EXERCISE DIRECTIONS. Count the lines in the records below that contain the word "横线出现在文段开头", and give only that number.

───── SUPPLIED DATA

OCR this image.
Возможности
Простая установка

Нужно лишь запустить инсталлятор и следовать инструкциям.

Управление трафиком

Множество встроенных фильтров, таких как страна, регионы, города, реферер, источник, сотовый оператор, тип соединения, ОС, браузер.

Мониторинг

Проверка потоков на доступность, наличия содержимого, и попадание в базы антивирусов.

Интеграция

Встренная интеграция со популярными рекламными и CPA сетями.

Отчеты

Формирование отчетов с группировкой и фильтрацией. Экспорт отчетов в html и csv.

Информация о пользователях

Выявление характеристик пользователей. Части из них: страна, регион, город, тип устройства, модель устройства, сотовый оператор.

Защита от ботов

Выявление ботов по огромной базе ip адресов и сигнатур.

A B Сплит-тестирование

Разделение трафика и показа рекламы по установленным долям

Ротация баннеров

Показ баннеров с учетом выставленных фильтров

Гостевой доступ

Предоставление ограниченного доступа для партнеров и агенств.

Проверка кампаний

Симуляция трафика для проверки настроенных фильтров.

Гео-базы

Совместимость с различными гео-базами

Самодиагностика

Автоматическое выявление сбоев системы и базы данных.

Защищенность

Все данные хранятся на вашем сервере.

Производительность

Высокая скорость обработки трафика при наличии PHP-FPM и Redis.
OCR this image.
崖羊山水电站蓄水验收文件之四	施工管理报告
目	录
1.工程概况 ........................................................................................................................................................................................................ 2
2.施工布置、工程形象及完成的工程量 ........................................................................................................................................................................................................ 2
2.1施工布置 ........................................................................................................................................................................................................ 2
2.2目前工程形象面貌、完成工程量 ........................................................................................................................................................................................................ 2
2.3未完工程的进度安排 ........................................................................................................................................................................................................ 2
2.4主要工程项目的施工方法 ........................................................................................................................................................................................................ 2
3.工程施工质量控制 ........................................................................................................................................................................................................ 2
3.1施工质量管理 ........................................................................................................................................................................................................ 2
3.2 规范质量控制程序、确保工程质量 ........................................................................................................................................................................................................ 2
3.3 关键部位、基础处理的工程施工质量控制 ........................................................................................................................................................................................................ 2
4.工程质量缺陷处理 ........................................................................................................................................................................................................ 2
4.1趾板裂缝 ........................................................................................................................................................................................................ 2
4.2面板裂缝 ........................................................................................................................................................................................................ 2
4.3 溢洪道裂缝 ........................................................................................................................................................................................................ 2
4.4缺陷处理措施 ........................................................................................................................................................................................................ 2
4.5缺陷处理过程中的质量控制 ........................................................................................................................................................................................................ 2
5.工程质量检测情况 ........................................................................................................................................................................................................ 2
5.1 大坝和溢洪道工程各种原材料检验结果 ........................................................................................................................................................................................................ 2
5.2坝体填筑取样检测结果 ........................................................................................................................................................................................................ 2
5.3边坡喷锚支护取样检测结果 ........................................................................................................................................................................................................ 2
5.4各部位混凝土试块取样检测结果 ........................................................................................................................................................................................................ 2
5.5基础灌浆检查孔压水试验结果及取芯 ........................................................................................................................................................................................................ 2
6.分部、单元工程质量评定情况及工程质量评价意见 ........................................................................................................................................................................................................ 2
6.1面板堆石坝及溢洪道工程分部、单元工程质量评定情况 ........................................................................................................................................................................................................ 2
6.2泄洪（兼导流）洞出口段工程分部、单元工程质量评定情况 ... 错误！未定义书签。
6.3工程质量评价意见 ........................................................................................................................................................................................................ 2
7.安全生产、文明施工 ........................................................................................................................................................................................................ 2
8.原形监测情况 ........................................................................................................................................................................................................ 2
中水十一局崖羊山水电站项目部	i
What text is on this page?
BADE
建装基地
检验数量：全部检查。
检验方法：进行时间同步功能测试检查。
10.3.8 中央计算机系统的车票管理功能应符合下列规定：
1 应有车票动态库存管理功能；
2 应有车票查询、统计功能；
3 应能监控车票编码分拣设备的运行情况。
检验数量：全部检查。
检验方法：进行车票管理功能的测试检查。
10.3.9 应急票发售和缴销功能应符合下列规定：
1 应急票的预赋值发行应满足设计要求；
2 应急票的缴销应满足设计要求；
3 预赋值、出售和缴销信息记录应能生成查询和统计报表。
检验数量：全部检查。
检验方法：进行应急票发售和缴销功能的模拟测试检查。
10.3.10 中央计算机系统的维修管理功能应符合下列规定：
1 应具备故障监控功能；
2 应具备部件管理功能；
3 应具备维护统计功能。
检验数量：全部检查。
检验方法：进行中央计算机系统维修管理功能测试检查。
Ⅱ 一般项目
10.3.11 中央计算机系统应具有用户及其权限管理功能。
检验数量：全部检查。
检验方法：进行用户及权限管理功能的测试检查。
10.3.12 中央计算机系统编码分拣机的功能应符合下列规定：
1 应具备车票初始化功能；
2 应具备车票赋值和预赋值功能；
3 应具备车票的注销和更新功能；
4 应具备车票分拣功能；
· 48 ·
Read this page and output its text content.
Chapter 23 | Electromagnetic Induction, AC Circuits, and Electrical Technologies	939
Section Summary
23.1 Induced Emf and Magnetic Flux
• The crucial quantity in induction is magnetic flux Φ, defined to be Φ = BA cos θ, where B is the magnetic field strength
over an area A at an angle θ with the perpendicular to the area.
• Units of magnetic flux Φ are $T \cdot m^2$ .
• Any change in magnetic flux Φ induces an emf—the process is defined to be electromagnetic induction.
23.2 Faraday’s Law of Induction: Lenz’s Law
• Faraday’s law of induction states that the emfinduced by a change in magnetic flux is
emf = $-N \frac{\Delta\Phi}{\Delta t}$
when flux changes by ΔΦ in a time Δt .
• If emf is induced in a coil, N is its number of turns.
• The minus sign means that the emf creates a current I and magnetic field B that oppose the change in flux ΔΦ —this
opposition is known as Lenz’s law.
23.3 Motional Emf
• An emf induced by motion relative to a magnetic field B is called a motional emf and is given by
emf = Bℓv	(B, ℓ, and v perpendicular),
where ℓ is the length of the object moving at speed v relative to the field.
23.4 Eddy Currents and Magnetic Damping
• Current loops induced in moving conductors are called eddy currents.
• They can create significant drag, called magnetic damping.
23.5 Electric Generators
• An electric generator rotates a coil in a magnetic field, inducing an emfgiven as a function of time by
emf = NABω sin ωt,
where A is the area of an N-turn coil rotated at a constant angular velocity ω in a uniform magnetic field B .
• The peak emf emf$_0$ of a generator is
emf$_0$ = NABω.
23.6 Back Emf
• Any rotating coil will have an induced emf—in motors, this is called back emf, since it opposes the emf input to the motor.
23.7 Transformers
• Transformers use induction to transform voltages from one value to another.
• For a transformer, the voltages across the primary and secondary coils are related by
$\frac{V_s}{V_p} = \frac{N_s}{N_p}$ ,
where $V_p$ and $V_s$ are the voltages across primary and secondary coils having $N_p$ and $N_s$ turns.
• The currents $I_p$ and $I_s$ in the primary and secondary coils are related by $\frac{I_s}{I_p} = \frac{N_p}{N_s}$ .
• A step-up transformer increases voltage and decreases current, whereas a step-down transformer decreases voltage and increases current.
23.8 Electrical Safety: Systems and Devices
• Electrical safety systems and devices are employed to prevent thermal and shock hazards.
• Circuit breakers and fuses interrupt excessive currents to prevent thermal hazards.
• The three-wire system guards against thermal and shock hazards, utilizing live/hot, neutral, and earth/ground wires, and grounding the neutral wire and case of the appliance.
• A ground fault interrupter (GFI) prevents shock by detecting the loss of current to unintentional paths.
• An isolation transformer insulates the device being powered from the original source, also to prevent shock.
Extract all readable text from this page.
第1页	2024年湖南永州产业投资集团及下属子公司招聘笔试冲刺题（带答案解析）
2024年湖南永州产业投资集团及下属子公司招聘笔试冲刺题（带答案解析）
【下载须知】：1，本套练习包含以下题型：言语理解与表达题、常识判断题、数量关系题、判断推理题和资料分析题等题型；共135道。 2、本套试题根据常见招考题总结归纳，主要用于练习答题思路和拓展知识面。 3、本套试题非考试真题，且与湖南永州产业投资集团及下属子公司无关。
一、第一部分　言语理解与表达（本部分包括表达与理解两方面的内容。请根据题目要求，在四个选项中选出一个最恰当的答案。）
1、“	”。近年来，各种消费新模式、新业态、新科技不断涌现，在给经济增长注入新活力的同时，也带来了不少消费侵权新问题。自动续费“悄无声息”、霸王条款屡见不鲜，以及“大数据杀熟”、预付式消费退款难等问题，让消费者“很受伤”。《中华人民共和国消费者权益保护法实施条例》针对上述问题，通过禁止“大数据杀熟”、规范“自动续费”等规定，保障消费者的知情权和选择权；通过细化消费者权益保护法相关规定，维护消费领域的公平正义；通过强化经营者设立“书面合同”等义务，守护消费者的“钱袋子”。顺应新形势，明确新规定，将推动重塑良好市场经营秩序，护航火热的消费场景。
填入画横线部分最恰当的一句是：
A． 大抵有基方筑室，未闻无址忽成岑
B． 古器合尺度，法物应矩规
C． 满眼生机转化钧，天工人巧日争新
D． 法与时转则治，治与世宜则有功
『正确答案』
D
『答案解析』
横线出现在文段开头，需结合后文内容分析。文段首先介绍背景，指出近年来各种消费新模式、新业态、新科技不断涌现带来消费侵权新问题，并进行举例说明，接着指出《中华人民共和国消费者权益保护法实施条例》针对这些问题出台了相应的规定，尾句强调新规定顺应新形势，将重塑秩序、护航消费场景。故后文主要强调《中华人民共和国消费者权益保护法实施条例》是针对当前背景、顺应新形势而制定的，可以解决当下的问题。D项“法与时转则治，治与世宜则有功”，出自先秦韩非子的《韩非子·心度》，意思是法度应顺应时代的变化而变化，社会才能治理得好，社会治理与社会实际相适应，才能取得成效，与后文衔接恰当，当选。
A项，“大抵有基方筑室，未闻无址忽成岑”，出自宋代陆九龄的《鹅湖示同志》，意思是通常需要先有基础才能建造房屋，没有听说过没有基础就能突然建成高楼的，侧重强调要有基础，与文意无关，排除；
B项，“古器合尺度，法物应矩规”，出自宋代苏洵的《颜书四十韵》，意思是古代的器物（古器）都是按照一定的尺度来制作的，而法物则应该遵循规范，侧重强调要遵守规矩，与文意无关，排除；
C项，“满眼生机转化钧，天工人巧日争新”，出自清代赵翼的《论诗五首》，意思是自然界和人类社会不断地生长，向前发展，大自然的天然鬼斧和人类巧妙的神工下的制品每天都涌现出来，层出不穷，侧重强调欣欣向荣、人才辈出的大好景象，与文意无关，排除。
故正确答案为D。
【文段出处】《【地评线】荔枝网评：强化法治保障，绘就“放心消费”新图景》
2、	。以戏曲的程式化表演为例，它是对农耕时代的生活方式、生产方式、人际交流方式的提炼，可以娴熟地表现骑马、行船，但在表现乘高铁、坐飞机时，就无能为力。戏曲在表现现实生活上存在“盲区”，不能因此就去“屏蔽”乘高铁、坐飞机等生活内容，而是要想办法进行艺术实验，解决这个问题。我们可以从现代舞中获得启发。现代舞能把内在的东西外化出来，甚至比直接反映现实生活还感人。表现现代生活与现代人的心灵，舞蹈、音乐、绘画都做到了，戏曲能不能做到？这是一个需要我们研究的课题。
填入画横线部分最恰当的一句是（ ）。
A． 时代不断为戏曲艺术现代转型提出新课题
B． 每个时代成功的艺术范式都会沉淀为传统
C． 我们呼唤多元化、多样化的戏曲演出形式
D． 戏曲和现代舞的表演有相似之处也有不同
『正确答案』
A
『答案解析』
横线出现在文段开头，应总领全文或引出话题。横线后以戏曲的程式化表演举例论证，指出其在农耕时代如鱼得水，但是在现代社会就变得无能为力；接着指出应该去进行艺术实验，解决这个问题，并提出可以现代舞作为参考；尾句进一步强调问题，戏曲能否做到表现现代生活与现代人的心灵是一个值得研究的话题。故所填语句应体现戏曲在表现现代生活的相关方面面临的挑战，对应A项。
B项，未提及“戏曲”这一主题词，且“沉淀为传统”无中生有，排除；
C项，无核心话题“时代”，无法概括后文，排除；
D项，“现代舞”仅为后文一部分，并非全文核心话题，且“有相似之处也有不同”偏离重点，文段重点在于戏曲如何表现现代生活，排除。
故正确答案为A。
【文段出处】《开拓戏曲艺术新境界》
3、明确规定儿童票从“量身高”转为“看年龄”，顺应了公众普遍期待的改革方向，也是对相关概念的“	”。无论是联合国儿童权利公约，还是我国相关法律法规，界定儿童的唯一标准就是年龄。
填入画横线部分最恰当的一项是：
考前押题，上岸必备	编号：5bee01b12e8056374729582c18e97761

──────────

SOLUTION FOR THIS EXERCISE. 2